Data listing ->
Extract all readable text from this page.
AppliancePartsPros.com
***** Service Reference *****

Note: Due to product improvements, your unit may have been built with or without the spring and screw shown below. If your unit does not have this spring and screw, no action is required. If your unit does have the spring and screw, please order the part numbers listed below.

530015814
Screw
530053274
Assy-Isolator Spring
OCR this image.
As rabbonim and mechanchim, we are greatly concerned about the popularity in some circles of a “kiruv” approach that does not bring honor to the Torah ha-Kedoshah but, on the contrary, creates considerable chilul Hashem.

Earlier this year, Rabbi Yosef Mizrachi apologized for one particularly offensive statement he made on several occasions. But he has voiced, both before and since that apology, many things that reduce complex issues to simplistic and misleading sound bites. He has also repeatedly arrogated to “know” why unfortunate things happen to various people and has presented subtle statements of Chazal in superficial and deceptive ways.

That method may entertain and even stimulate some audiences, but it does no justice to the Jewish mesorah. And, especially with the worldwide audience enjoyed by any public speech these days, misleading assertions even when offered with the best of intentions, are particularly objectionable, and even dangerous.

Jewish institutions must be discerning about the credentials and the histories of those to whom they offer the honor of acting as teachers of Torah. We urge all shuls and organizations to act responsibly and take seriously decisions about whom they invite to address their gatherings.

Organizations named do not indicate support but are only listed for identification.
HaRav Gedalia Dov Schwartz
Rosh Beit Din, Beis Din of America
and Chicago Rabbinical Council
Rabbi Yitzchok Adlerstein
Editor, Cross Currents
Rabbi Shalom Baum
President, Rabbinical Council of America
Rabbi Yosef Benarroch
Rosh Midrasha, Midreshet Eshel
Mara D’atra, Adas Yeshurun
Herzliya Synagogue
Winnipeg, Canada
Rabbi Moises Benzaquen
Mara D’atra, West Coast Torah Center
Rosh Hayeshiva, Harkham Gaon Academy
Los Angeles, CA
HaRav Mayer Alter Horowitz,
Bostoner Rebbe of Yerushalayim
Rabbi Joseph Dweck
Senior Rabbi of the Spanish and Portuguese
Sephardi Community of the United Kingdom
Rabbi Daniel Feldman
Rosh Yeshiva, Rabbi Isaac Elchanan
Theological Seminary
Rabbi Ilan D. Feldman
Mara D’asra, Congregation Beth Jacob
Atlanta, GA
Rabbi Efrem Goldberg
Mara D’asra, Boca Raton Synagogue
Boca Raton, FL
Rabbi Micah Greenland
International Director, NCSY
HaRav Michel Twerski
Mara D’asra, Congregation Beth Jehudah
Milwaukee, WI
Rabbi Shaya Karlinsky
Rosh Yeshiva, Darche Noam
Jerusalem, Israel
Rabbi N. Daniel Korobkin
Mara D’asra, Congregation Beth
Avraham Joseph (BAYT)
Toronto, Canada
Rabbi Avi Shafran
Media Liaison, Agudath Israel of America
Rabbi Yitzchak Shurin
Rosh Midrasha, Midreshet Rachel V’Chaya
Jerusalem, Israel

Objective -> Filter the listing above for the string "Daniel" and copy every matching line.

Solved exercise ->
Rabbi Daniel Feldman
Rabbi N. Daniel Korobkin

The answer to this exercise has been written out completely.